> **Records provided**
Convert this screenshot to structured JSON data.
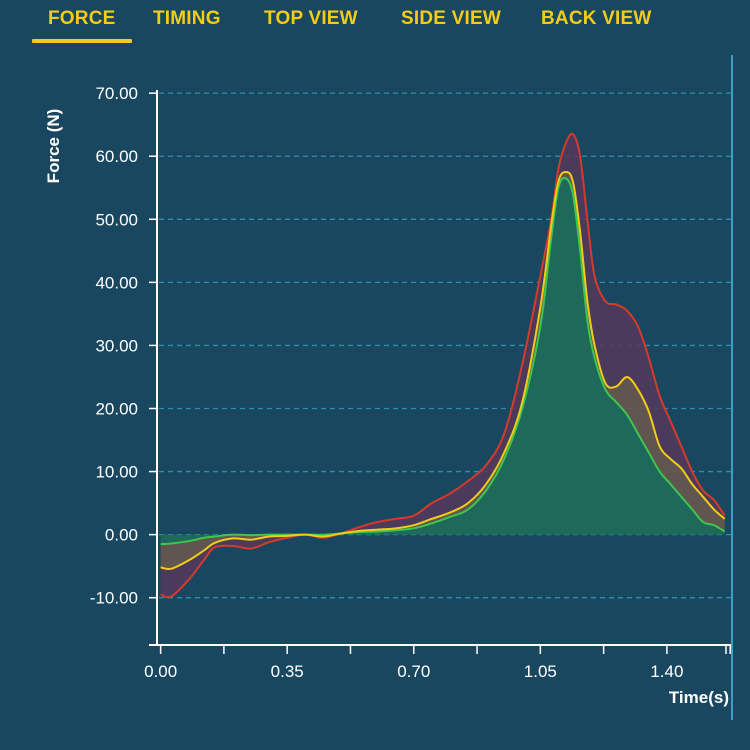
{
  "tabs": [
    {
      "label": "FORCE",
      "active": true
    },
    {
      "label": "TIMING",
      "active": false
    },
    {
      "label": "TOP VIEW",
      "active": false
    },
    {
      "label": "SIDE VIEW",
      "active": false
    },
    {
      "label": "BACK VIEW",
      "active": false
    }
  ],
  "colors": {
    "background": "#19475f",
    "accent": "#f3cc17",
    "grid": "#2f8fb0",
    "axis": "#ffffff",
    "series_red": "#d63a2b",
    "series_yellow": "#f3cc17",
    "series_green": "#3ec64c",
    "band_fill": "#55385a",
    "green_fill": "#1f6b5a"
  },
  "chart_data": {
    "type": "line",
    "title": "",
    "xlabel": "Time(s)",
    "ylabel": "Force (N)",
    "xlim": [
      -0.01,
      1.58
    ],
    "ylim": [
      -17.5,
      70.5
    ],
    "grid": true,
    "x_ticks": [
      0.0,
      0.35,
      0.7,
      1.05,
      1.4
    ],
    "x_tick_labels": [
      "0.00",
      "0.35",
      "0.70",
      "1.05",
      "1.40"
    ],
    "y_ticks": [
      70,
      60,
      50,
      40,
      30,
      20,
      10,
      0,
      -10
    ],
    "y_tick_labels": [
      "70.00",
      "60.00",
      "50.00",
      "40.00",
      "30.00",
      "20.00",
      "10.00",
      "0.00",
      "-10.00"
    ],
    "series": [
      {
        "color": "#d63a2b",
        "x": [
          0.0,
          0.03,
          0.08,
          0.12,
          0.15,
          0.2,
          0.25,
          0.3,
          0.35,
          0.4,
          0.45,
          0.5,
          0.55,
          0.6,
          0.65,
          0.7,
          0.75,
          0.8,
          0.85,
          0.9,
          0.95,
          1.0,
          1.05,
          1.08,
          1.1,
          1.12,
          1.14,
          1.16,
          1.18,
          1.2,
          1.23,
          1.26,
          1.29,
          1.32,
          1.35,
          1.38,
          1.41,
          1.44,
          1.47,
          1.5,
          1.53,
          1.56
        ],
        "y": [
          -9.5,
          -9.8,
          -7.0,
          -4.0,
          -2.0,
          -1.8,
          -2.2,
          -1.2,
          -0.5,
          0.0,
          -0.5,
          0.2,
          1.2,
          2.0,
          2.5,
          3.0,
          5.0,
          6.5,
          8.5,
          11.0,
          16.0,
          27.0,
          41.0,
          50.0,
          58.0,
          62.0,
          63.5,
          60.0,
          50.0,
          41.0,
          37.0,
          36.5,
          35.5,
          33.0,
          28.0,
          22.0,
          18.0,
          14.0,
          10.0,
          7.0,
          5.5,
          3.0
        ]
      },
      {
        "color": "#f3cc17",
        "x": [
          0.0,
          0.03,
          0.08,
          0.12,
          0.15,
          0.2,
          0.25,
          0.3,
          0.35,
          0.4,
          0.45,
          0.5,
          0.55,
          0.6,
          0.65,
          0.7,
          0.75,
          0.8,
          0.85,
          0.9,
          0.95,
          1.0,
          1.05,
          1.08,
          1.1,
          1.12,
          1.14,
          1.16,
          1.18,
          1.2,
          1.23,
          1.26,
          1.29,
          1.32,
          1.35,
          1.38,
          1.41,
          1.44,
          1.47,
          1.5,
          1.53,
          1.56
        ],
        "y": [
          -5.2,
          -5.4,
          -4.0,
          -2.5,
          -1.3,
          -0.6,
          -0.8,
          -0.3,
          -0.2,
          0.0,
          -0.3,
          0.2,
          0.6,
          0.8,
          1.0,
          1.5,
          2.5,
          3.5,
          5.0,
          8.0,
          13.0,
          21.0,
          36.0,
          49.0,
          56.0,
          57.5,
          56.0,
          48.0,
          37.0,
          30.0,
          24.0,
          23.5,
          25.0,
          23.0,
          19.5,
          14.0,
          12.0,
          10.5,
          8.0,
          6.0,
          4.0,
          2.5
        ]
      },
      {
        "color": "#3ec64c",
        "x": [
          0.0,
          0.03,
          0.08,
          0.12,
          0.15,
          0.2,
          0.25,
          0.3,
          0.35,
          0.4,
          0.45,
          0.5,
          0.55,
          0.6,
          0.65,
          0.7,
          0.75,
          0.8,
          0.85,
          0.9,
          0.95,
          1.0,
          1.05,
          1.08,
          1.1,
          1.12,
          1.14,
          1.16,
          1.18,
          1.2,
          1.23,
          1.26,
          1.29,
          1.32,
          1.35,
          1.38,
          1.41,
          1.44,
          1.47,
          1.5,
          1.53,
          1.56
        ],
        "y": [
          -1.5,
          -1.4,
          -1.0,
          -0.5,
          -0.3,
          0.0,
          -0.1,
          0.0,
          0.0,
          0.0,
          0.0,
          0.2,
          0.4,
          0.5,
          0.7,
          1.0,
          1.8,
          2.8,
          4.0,
          7.0,
          12.0,
          20.0,
          33.0,
          47.0,
          55.0,
          56.5,
          54.0,
          45.0,
          34.0,
          28.0,
          23.0,
          21.0,
          19.0,
          16.0,
          13.0,
          10.0,
          8.0,
          6.0,
          4.0,
          2.0,
          1.5,
          0.5
        ]
      }
    ]
  }
}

> **Exercise objective**
Repeat the records word for word. Any picture in them should be left out.

> **Written response**
Convert this screenshot to structured JSON data.
{
  "tabs": [
    {
      "label": "FORCE",
      "active": true
    },
    {
      "label": "TIMING",
      "active": false
    },
    {
      "label": "TOP VIEW",
      "active": false
    },
    {
      "label": "SIDE VIEW",
      "active": false
    },
    {
      "label": "BACK VIEW",
      "active": false
    }
  ],
  "colors": {
    "background": "#19475f",
    "accent": "#f3cc17",
    "grid": "#2f8fb0",
    "axis": "#ffffff",
    "series_red": "#d63a2b",
    "series_yellow": "#f3cc17",
    "series_green": "#3ec64c",
    "band_fill": "#55385a",
    "green_fill": "#1f6b5a"
  },
  "chart_data": {
    "type": "line",
    "title": "",
    "xlabel": "Time(s)",
    "ylabel": "Force (N)",
    "xlim": [
      -0.01,
      1.58
    ],
    "ylim": [
      -17.5,
      70.5
    ],
    "grid": true,
    "x_ticks": [
      0.0,
      0.35,
      0.7,
      1.05,
      1.4
    ],
    "x_tick_labels": [
      "0.00",
      "0.35",
      "0.70",
      "1.05",
      "1.40"
    ],
    "y_ticks": [
      70,
      60,
      50,
      40,
      30,
      20,
      10,
      0,
      -10
    ],
    "y_tick_labels": [
      "70.00",
      "60.00",
      "50.00",
      "40.00",
      "30.00",
      "20.00",
      "10.00",
      "0.00",
      "-10.00"
    ],
    "series": [
      {
        "color": "#d63a2b",
        "x": [
          0.0,
          0.03,
          0.08,
          0.12,
          0.15,
          0.2,
          0.25,
          0.3,
          0.35,
          0.4,
          0.45,
          0.5,
          0.55,
          0.6,
          0.65,
          0.7,
          0.75,
          0.8,
          0.85,
          0.9,
          0.95,
          1.0,
          1.05,
          1.08,
          1.1,
          1.12,
          1.14,
          1.16,
          1.18,
          1.2,
          1.23,
          1.26,
          1.29,
          1.32,
          1.35,
          1.38,
          1.41,
          1.44,
          1.47,
          1.5,
          1.53,
          1.56
        ],
        "y": [
          -9.5,
          -9.8,
          -7.0,
          -4.0,
          -2.0,
          -1.8,
          -2.2,
          -1.2,
          -0.5,
          0.0,
          -0.5,
          0.2,
          1.2,
          2.0,
          2.5,
          3.0,
          5.0,
          6.5,
          8.5,
          11.0,
          16.0,
          27.0,
          41.0,
          50.0,
          58.0,
          62.0,
          63.5,
          60.0,
          50.0,
          41.0,
          37.0,
          36.5,
          35.5,
          33.0,
          28.0,
          22.0,
          18.0,
          14.0,
          10.0,
          7.0,
          5.5,
          3.0
        ]
      },
      {
        "color": "#f3cc17",
        "x": [
          0.0,
          0.03,
          0.08,
          0.12,
          0.15,
          0.2,
          0.25,
          0.3,
          0.35,
          0.4,
          0.45,
          0.5,
          0.55,
          0.6,
          0.65,
          0.7,
          0.75,
          0.8,
          0.85,
          0.9,
          0.95,
          1.0,
          1.05,
          1.08,
          1.1,
          1.12,
          1.14,
          1.16,
          1.18,
          1.2,
          1.23,
          1.26,
          1.29,
          1.32,
          1.35,
          1.38,
          1.41,
          1.44,
          1.47,
          1.5,
          1.53,
          1.56
        ],
        "y": [
          -5.2,
          -5.4,
          -4.0,
          -2.5,
          -1.3,
          -0.6,
          -0.8,
          -0.3,
          -0.2,
          0.0,
          -0.3,
          0.2,
          0.6,
          0.8,
          1.0,
          1.5,
          2.5,
          3.5,
          5.0,
          8.0,
          13.0,
          21.0,
          36.0,
          49.0,
          56.0,
          57.5,
          56.0,
          48.0,
          37.0,
          30.0,
          24.0,
          23.5,
          25.0,
          23.0,
          19.5,
          14.0,
          12.0,
          10.5,
          8.0,
          6.0,
          4.0,
          2.5
        ]
      },
      {
        "color": "#3ec64c",
        "x": [
          0.0,
          0.03,
          0.08,
          0.12,
          0.15,
          0.2,
          0.25,
          0.3,
          0.35,
          0.4,
          0.45,
          0.5,
          0.55,
          0.6,
          0.65,
          0.7,
          0.75,
          0.8,
          0.85,
          0.9,
          0.95,
          1.0,
          1.05,
          1.08,
          1.1,
          1.12,
          1.14,
          1.16,
          1.18,
          1.2,
          1.23,
          1.26,
          1.29,
          1.32,
          1.35,
          1.38,
          1.41,
          1.44,
          1.47,
          1.5,
          1.53,
          1.56
        ],
        "y": [
          -1.5,
          -1.4,
          -1.0,
          -0.5,
          -0.3,
          0.0,
          -0.1,
          0.0,
          0.0,
          0.0,
          0.0,
          0.2,
          0.4,
          0.5,
          0.7,
          1.0,
          1.8,
          2.8,
          4.0,
          7.0,
          12.0,
          20.0,
          33.0,
          47.0,
          55.0,
          56.5,
          54.0,
          45.0,
          34.0,
          28.0,
          23.0,
          21.0,
          19.0,
          16.0,
          13.0,
          10.0,
          8.0,
          6.0,
          4.0,
          2.0,
          1.5,
          0.5
        ]
      }
    ]
  }
}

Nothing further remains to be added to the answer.